» **WHAT YOU ARE ASKED TO DO**
Provide only the number of lines in the listing that contain the string "will".

— START RECORDS TO USE —

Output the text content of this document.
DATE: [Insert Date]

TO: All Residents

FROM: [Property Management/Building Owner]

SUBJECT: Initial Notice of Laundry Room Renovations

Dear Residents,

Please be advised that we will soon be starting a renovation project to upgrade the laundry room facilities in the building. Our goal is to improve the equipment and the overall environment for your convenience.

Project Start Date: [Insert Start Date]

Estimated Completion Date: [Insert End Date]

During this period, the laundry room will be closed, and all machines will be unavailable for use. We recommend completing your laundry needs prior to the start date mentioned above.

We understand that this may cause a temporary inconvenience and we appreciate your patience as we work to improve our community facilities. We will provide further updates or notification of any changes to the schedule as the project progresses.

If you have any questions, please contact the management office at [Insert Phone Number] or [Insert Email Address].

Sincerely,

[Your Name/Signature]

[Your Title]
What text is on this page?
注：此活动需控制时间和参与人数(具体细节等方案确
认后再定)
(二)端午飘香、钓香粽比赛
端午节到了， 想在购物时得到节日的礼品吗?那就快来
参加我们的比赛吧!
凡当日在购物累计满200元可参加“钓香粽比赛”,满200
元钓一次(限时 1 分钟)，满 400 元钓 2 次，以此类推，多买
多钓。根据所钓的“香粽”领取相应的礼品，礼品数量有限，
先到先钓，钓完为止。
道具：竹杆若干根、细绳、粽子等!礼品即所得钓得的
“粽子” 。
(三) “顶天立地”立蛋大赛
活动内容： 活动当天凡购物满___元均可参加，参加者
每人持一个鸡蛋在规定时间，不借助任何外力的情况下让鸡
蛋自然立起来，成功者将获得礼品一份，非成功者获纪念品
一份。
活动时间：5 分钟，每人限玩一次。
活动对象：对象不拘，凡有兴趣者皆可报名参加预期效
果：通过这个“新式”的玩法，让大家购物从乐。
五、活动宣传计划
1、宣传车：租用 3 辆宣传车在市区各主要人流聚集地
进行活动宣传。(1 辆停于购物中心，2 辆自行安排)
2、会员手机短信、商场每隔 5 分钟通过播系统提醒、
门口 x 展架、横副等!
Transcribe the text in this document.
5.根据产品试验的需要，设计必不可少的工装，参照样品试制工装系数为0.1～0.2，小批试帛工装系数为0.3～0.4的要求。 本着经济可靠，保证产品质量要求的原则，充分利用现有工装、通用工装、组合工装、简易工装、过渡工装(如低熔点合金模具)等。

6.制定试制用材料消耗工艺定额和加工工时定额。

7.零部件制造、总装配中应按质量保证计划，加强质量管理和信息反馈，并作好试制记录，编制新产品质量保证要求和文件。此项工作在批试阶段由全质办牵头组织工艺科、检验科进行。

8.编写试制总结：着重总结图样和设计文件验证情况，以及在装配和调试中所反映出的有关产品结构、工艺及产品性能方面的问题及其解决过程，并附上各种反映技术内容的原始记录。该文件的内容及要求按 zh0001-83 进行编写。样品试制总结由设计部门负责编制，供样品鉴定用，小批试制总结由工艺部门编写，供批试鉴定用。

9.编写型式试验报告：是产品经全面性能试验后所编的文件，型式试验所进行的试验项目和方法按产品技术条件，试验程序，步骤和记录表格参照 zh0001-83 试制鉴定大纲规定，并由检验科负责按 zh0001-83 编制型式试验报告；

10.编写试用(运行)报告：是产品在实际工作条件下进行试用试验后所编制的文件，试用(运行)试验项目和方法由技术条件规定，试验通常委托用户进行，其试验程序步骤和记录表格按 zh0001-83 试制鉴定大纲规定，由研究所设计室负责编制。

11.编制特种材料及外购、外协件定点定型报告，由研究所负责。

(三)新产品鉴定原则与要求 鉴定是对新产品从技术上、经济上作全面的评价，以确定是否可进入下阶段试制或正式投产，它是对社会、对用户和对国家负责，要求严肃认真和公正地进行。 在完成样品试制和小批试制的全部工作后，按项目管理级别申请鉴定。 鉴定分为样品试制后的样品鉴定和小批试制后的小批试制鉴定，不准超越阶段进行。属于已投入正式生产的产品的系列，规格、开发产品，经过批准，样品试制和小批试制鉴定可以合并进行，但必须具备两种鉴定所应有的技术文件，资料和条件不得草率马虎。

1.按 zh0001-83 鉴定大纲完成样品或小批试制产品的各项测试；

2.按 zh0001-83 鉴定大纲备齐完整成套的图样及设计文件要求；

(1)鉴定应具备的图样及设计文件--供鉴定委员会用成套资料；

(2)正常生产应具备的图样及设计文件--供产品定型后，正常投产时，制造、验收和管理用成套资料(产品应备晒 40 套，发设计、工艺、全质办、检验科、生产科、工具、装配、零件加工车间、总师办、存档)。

— END RECORDS TO USE —

» **RESPONSE TO THE EXERCISE**
3